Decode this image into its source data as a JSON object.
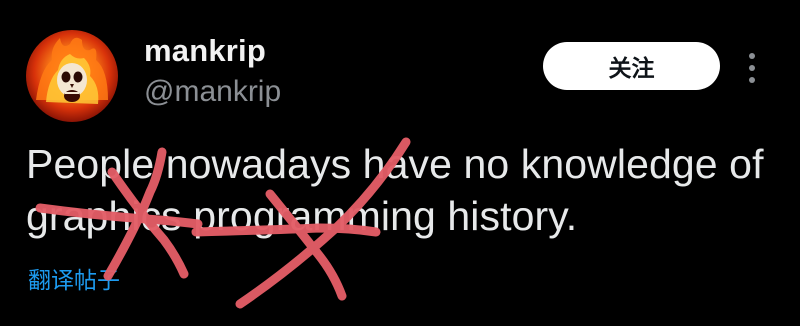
{
  "tweet": {
    "author": {
      "display_name": "mankrip",
      "handle": "@mankrip",
      "avatar_icon": "flaming-skull-avatar-icon"
    },
    "follow_label": "关注",
    "more_icon": "more-vertical-icon",
    "text": "People nowadays have no knowledge of graphics programming history.",
    "translate_label": "翻译帖子"
  },
  "colors": {
    "background": "#000000",
    "text": "#e7e9ea",
    "handle": "#8b8f94",
    "link": "#1d9bf0",
    "follow_bg": "#ffffff",
    "scribble": "#e35d66"
  }
}
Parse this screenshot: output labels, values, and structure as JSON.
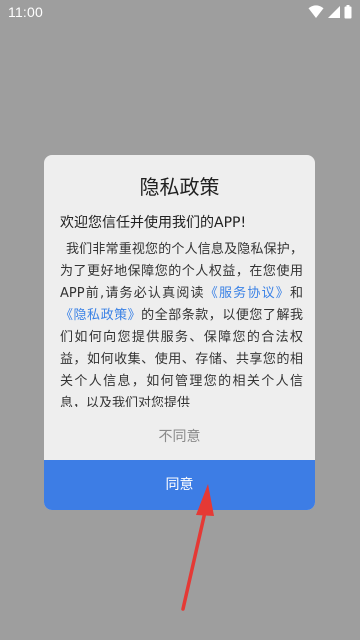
{
  "status_bar": {
    "time": "11:00",
    "icons": [
      "wifi-icon",
      "signal-icon",
      "battery-icon"
    ]
  },
  "dialog": {
    "title": "隐私政策",
    "greeting": "欢迎您信任并使用我们的APP!",
    "body": {
      "intro": "我们非常重视您的个人信息及隐私保护，为了更好地保障您的个人权益，在您使用APP前,请务必认真阅读",
      "link_service": "《服务协议》",
      "and_text": "和",
      "link_privacy": "《隐私政策》",
      "rest": "的全部条款，以便您了解我们如何向您提供服务、保障您的合法权益，如何收集、使用、存储、共享您的相关个人信息，如何管理您的相关个人信息，以及我们对您提供"
    },
    "disagree_label": "不同意",
    "agree_label": "同意"
  },
  "colors": {
    "backdrop": "#9e9e9e",
    "dialog_bg": "#eeeeee",
    "accent": "#3d7de5",
    "link": "#3b82e6",
    "annotation_arrow": "#e53935"
  }
}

──────────────────────────────

Can you retype every record above exactly, leaving out the pictures?

### THE ANSWER:
Decode this image into its source data as a JSON object.
{
  "tweet": {
    "author": {
      "display_name": "mankrip",
      "handle": "@mankrip",
      "avatar_icon": "flaming-skull-avatar-icon"
    },
    "follow_label": "关注",
    "more_icon": "more-vertical-icon",
    "text": "People nowadays have no knowledge of graphics programming history.",
    "translate_label": "翻译帖子"
  },
  "colors": {
    "background": "#000000",
    "text": "#e7e9ea",
    "handle": "#8b8f94",
    "link": "#1d9bf0",
    "follow_bg": "#ffffff",
    "scribble": "#e35d66"
  }
}
Parse this screenshot: output labels, values, and structure as JSON.
{
  "status_bar": {
    "time": "11:00",
    "icons": [
      "wifi-icon",
      "signal-icon",
      "battery-icon"
    ]
  },
  "dialog": {
    "title": "隐私政策",
    "greeting": "欢迎您信任并使用我们的APP!",
    "body": {
      "intro": "我们非常重视您的个人信息及隐私保护，为了更好地保障您的个人权益，在您使用APP前,请务必认真阅读",
      "link_service": "《服务协议》",
      "and_text": "和",
      "link_privacy": "《隐私政策》",
      "rest": "的全部条款，以便您了解我们如何向您提供服务、保障您的合法权益，如何收集、使用、存储、共享您的相关个人信息，如何管理您的相关个人信息，以及我们对您提供"
    },
    "disagree_label": "不同意",
    "agree_label": "同意"
  },
  "colors": {
    "backdrop": "#9e9e9e",
    "dialog_bg": "#eeeeee",
    "accent": "#3d7de5",
    "link": "#3b82e6",
    "annotation_arrow": "#e53935"
  }
}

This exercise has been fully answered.